##### Material provided #####
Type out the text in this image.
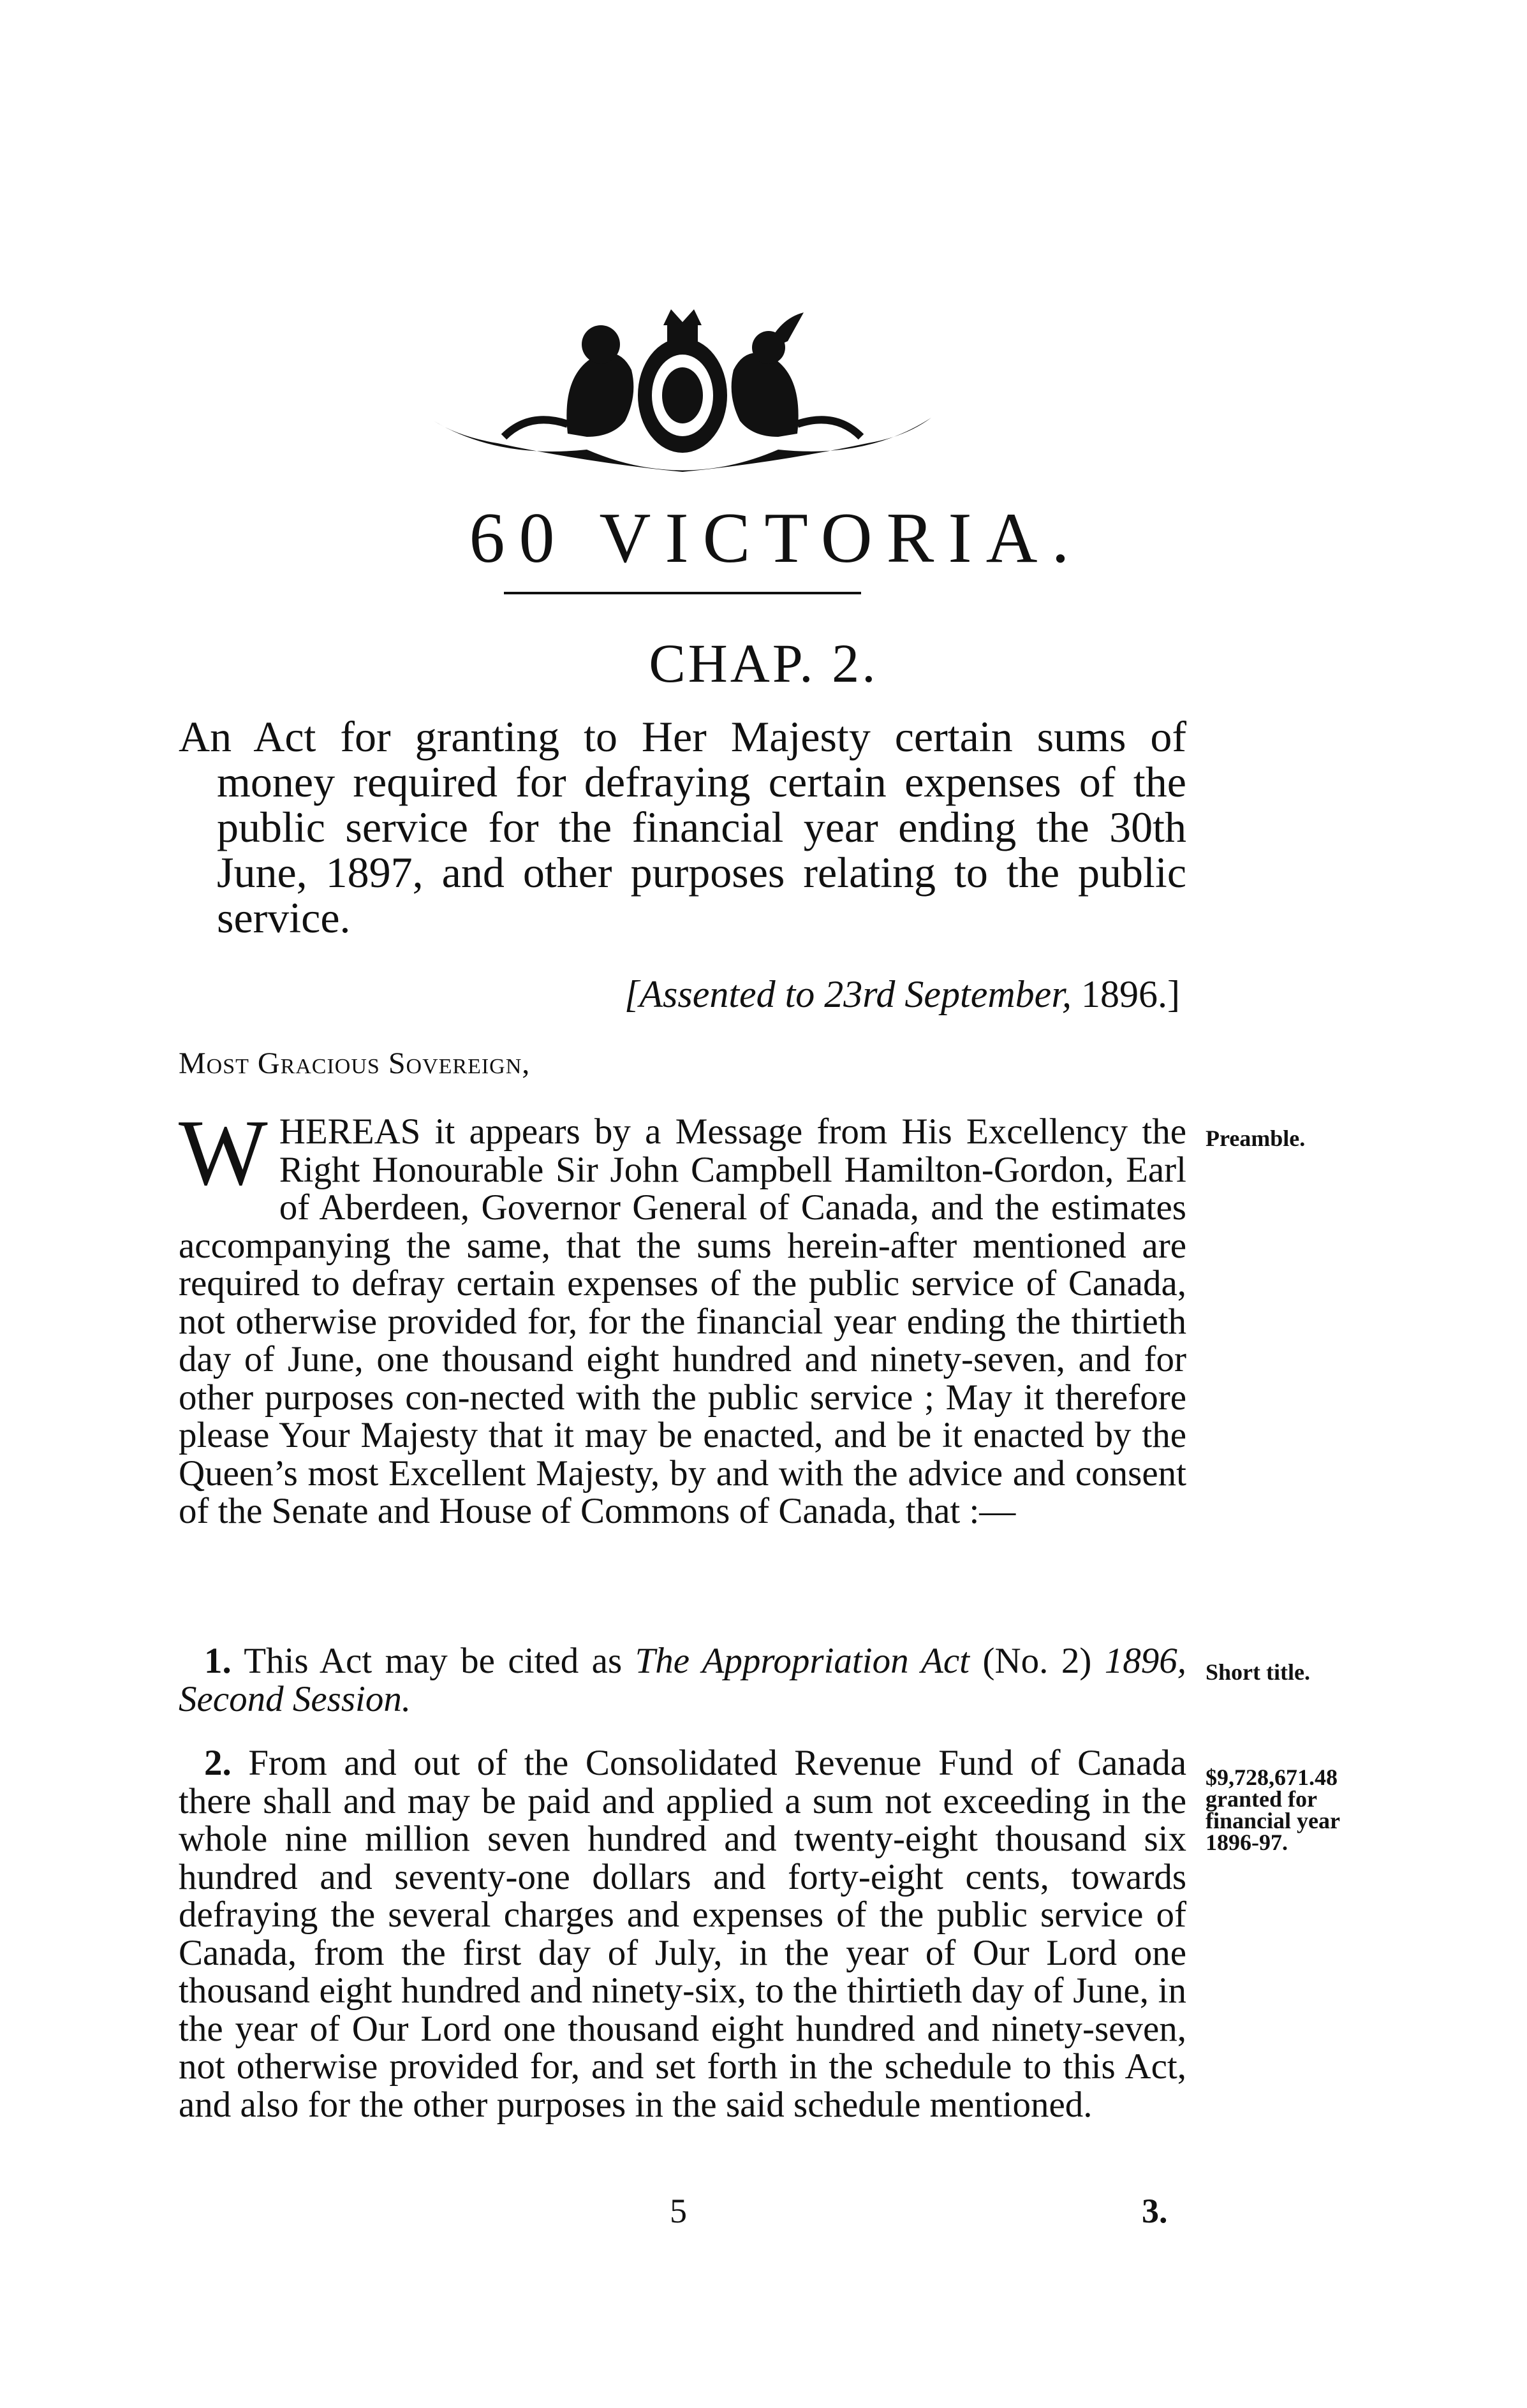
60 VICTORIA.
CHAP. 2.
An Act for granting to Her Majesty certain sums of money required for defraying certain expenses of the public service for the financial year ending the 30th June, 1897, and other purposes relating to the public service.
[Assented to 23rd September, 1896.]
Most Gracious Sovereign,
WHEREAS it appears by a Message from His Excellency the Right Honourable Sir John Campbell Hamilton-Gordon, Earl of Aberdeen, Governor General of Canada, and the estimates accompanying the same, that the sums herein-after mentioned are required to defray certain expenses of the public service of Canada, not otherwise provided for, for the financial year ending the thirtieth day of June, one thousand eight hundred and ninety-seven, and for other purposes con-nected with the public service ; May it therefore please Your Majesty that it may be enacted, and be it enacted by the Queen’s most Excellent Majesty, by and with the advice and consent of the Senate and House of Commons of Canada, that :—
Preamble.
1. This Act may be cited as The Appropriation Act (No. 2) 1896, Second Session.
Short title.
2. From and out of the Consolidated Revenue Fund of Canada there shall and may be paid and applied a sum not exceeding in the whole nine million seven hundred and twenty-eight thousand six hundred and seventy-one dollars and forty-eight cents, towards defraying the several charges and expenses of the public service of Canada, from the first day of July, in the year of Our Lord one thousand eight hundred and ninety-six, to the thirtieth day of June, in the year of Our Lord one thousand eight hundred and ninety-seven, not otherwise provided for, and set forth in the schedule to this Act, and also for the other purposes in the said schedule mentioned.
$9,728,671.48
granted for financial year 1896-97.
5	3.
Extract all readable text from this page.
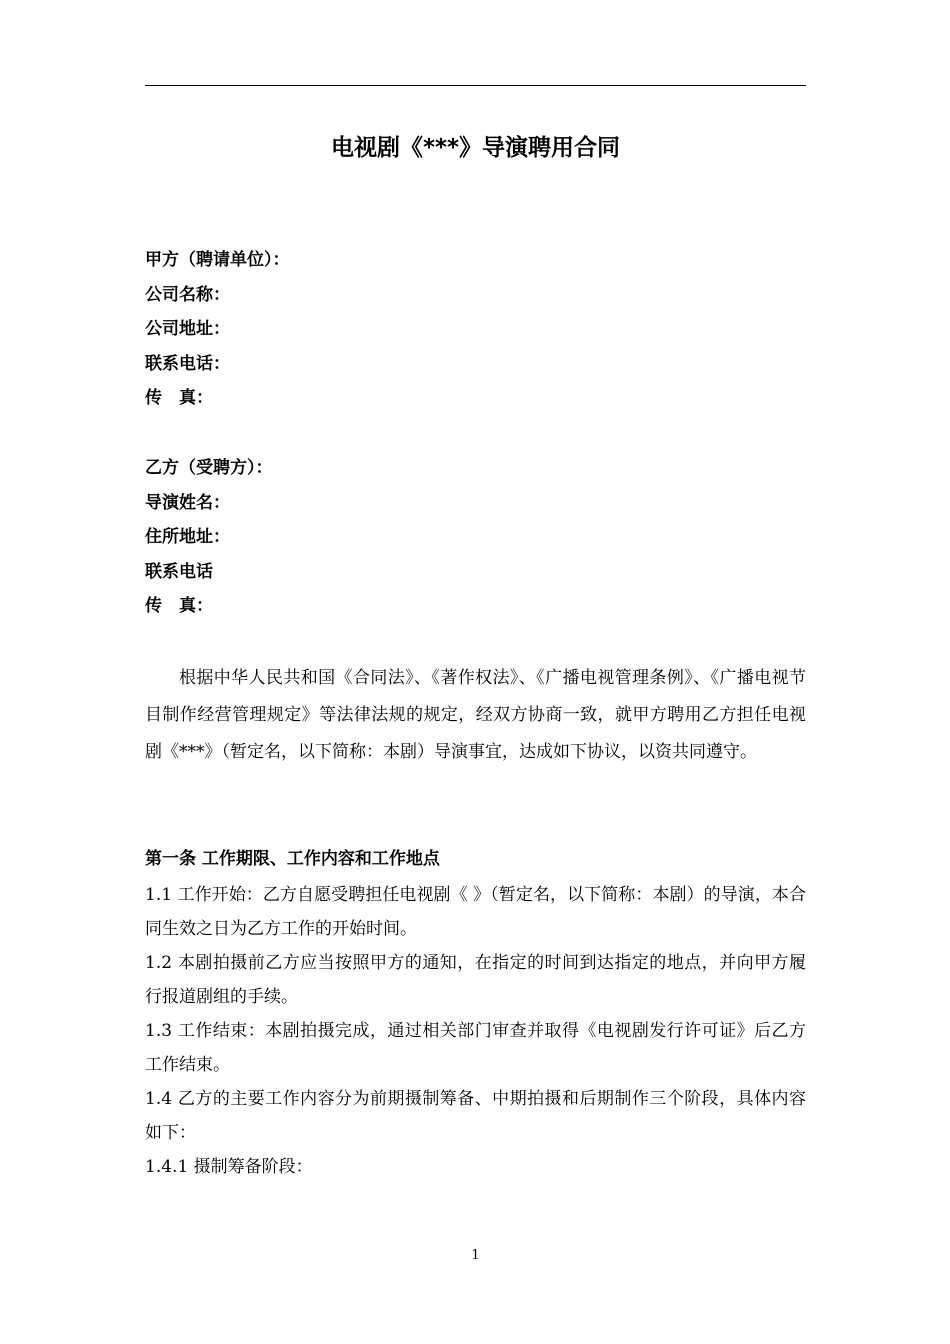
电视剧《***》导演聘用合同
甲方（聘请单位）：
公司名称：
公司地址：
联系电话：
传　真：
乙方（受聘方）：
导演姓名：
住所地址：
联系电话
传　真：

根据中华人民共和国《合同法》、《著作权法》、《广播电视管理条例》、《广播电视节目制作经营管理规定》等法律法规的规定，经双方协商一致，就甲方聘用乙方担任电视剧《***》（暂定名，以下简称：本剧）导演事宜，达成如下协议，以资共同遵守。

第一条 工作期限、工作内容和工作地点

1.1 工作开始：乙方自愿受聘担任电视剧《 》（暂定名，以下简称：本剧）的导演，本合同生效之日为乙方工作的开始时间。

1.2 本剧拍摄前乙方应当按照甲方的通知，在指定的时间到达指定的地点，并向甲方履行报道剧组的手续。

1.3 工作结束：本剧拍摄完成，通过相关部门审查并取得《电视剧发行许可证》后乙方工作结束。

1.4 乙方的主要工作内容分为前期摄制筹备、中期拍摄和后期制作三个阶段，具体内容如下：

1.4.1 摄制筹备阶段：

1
#####
§ **Work instructions**: Return all lines with the word "以下简称" in them.

§ **Answer to this task**:
根据中华人民共和国《合同法》、《著作权法》、《广播电视管理条例》、《广播电视节目制作经营管理规定》等法律法规的规定，经双方协商一致，就甲方聘用乙方担任电视剧《***》（暂定名，以下简称：本剧）导演事宜，达成如下协议，以资共同遵守。
1.1 工作开始：乙方自愿受聘担任电视剧《 》（暂定名，以下简称：本剧）的导演，本合同生效之日为乙方工作的开始时间。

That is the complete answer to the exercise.